[Goal of the exercise] Write out again only the lines running from the one that contains "Give me a plain-text" to the end of the records below, including both the first and the last.

[Data supplied]

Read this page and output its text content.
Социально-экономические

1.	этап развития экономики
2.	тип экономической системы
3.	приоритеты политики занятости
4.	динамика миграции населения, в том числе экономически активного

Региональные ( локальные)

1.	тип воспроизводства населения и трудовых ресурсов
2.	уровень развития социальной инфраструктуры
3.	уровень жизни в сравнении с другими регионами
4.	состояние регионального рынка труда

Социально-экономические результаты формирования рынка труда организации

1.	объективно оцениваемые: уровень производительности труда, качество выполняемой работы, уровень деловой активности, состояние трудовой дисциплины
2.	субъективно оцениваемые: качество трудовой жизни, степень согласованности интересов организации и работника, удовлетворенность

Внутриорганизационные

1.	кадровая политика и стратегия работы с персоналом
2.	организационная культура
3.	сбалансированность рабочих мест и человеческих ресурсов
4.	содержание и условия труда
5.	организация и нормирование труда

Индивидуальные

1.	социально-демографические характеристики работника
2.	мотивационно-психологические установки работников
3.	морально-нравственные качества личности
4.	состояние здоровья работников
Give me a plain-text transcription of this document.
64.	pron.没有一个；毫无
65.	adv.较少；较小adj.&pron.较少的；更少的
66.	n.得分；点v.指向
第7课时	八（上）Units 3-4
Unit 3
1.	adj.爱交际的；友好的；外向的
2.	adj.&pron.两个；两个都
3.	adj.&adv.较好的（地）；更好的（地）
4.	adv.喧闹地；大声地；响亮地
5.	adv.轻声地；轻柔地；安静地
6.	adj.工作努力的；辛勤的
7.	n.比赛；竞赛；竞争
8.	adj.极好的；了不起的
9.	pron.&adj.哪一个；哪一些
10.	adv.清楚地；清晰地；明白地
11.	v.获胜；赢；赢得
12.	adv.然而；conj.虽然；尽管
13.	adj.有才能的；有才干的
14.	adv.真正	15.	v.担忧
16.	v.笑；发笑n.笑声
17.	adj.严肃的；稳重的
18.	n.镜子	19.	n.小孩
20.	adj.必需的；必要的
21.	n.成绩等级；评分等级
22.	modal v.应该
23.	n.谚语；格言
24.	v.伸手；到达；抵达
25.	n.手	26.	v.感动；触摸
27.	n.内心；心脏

[Right answer]
Give me a plain-text transcription of this document.
64.	pron.没有一个；毫无
65.	adv.较少；较小adj.&pron.较少的；更少的
66.	n.得分；点v.指向
第7课时	八（上）Units 3-4
Unit 3
1.	adj.爱交际的；友好的；外向的
2.	adj.&pron.两个；两个都
3.	adj.&adv.较好的（地）；更好的（地）
4.	adv.喧闹地；大声地；响亮地
5.	adv.轻声地；轻柔地；安静地
6.	adj.工作努力的；辛勤的
7.	n.比赛；竞赛；竞争
8.	adj.极好的；了不起的
9.	pron.&adj.哪一个；哪一些
10.	adv.清楚地；清晰地；明白地
11.	v.获胜；赢；赢得
12.	adv.然而；conj.虽然；尽管
13.	adj.有才能的；有才干的
14.	adv.真正	15.	v.担忧
16.	v.笑；发笑n.笑声
17.	adj.严肃的；稳重的
18.	n.镜子	19.	n.小孩
20.	adj.必需的；必要的
21.	n.成绩等级；评分等级
22.	modal v.应该
23.	n.谚语；格言
24.	v.伸手；到达；抵达
25.	n.手	26.	v.感动；触摸
27.	n.内心；心脏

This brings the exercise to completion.